• What you should do: Copy out all the lines below word for word, exactly as they appear.

• Input data:
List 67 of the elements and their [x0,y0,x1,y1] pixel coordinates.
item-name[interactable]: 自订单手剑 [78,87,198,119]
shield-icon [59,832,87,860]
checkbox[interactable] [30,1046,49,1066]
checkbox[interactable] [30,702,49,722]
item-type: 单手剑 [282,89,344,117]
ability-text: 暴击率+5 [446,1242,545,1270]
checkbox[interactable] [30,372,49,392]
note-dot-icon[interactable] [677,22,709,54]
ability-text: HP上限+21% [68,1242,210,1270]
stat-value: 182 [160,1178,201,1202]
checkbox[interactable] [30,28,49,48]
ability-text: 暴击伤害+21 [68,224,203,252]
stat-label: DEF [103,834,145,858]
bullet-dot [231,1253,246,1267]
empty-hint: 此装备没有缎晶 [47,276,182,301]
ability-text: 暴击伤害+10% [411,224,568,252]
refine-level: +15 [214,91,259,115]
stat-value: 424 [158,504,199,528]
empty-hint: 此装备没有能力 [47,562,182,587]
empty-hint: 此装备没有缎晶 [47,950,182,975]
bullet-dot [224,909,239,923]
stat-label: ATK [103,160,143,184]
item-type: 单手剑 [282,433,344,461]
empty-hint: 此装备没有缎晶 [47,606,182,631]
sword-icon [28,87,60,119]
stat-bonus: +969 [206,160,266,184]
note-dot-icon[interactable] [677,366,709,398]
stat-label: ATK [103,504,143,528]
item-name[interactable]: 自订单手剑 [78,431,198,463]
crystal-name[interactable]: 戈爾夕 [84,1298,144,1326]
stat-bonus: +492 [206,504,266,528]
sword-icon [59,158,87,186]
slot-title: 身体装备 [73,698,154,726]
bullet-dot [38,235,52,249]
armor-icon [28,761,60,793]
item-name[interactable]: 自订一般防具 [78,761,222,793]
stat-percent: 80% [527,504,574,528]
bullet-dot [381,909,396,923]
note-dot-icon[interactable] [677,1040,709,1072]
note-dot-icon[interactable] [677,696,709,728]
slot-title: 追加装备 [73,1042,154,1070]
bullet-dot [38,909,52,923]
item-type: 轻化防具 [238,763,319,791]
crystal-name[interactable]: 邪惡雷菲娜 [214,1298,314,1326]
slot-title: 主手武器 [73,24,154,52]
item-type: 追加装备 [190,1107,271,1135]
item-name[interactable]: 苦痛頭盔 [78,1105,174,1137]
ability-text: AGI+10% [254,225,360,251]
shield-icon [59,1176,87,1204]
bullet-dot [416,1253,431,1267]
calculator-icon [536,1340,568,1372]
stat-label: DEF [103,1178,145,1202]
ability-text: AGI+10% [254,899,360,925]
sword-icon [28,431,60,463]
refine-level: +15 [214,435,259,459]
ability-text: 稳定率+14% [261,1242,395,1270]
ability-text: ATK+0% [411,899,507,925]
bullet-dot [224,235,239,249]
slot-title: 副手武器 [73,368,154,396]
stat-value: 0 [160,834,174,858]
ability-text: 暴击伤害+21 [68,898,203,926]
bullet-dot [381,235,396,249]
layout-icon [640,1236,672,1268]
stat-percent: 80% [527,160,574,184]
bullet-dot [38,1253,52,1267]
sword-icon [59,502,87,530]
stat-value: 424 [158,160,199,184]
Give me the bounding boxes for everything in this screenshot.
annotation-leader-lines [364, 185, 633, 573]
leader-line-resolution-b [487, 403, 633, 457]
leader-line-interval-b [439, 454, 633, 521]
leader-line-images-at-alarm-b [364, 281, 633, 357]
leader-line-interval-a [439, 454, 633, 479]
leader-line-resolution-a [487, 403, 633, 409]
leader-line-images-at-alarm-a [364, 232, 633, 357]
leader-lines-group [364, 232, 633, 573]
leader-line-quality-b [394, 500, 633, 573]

• Answer to the exercise:
List 67 of the elements and their [x0,y0,x1,y1] pixel coordinates.
item-name[interactable]: 自订单手剑 [78,87,198,119]
shield-icon [59,832,87,860]
checkbox[interactable] [30,1046,49,1066]
checkbox[interactable] [30,702,49,722]
item-type: 单手剑 [282,89,344,117]
ability-text: 暴击率+5 [446,1242,545,1270]
checkbox[interactable] [30,372,49,392]
note-dot-icon[interactable] [677,22,709,54]
ability-text: HP上限+21% [68,1242,210,1270]
stat-value: 182 [160,1178,201,1202]
checkbox[interactable] [30,28,49,48]
ability-text: 暴击伤害+21 [68,224,203,252]
stat-label: DEF [103,834,145,858]
bullet-dot [231,1253,246,1267]
empty-hint: 此装备没有缎晶 [47,276,182,301]
ability-text: 暴击伤害+10% [411,224,568,252]
refine-level: +15 [214,91,259,115]
stat-value: 424 [158,504,199,528]
empty-hint: 此装备没有能力 [47,562,182,587]
empty-hint: 此装备没有缎晶 [47,950,182,975]
bullet-dot [224,909,239,923]
stat-label: ATK [103,160,143,184]
item-type: 单手剑 [282,433,344,461]
empty-hint: 此装备没有缎晶 [47,606,182,631]
sword-icon [28,87,60,119]
stat-bonus: +969 [206,160,266,184]
note-dot-icon[interactable] [677,366,709,398]
stat-label: ATK [103,504,143,528]
item-name[interactable]: 自订单手剑 [78,431,198,463]
crystal-name[interactable]: 戈爾夕 [84,1298,144,1326]
stat-bonus: +492 [206,504,266,528]
sword-icon [59,158,87,186]
slot-title: 身体装备 [73,698,154,726]
bullet-dot [38,235,52,249]
armor-icon [28,761,60,793]
item-name[interactable]: 自订一般防具 [78,761,222,793]
stat-percent: 80% [527,504,574,528]
bullet-dot [381,909,396,923]
note-dot-icon[interactable] [677,1040,709,1072]
note-dot-icon[interactable] [677,696,709,728]
slot-title: 追加装备 [73,1042,154,1070]
bullet-dot [38,909,52,923]
item-type: 轻化防具 [238,763,319,791]
crystal-name[interactable]: 邪惡雷菲娜 [214,1298,314,1326]
slot-title: 主手武器 [73,24,154,52]
item-type: 追加装备 [190,1107,271,1135]
item-name[interactable]: 苦痛頭盔 [78,1105,174,1137]
ability-text: AGI+10% [254,225,360,251]
shield-icon [59,1176,87,1204]
bullet-dot [416,1253,431,1267]
calculator-icon [536,1340,568,1372]
stat-label: DEF [103,1178,145,1202]
ability-text: AGI+10% [254,899,360,925]
sword-icon [28,431,60,463]
refine-level: +15 [214,435,259,459]
ability-text: 稳定率+14% [261,1242,395,1270]
ability-text: ATK+0% [411,899,507,925]
bullet-dot [224,235,239,249]
slot-title: 副手武器 [73,368,154,396]
stat-value: 0 [160,834,174,858]
ability-text: 暴击伤害+21 [68,898,203,926]
bullet-dot [381,235,396,249]
layout-icon [640,1236,672,1268]
stat-percent: 80% [527,160,574,184]
bullet-dot [38,1253,52,1267]
sword-icon [59,502,87,530]
stat-value: 424 [158,160,199,184]
Give me the bounding boxes for everything in this screenshot.
annotation-leader-lines [364, 185, 633, 573]
leader-line-resolution-b [487, 403, 633, 457]
leader-line-interval-b [439, 454, 633, 521]
leader-line-images-at-alarm-b [364, 281, 633, 357]
leader-line-interval-a [439, 454, 633, 479]
leader-line-resolution-a [487, 403, 633, 409]
leader-line-images-at-alarm-a [364, 232, 633, 357]
leader-lines-group [364, 232, 633, 573]
leader-line-quality-b [394, 500, 633, 573]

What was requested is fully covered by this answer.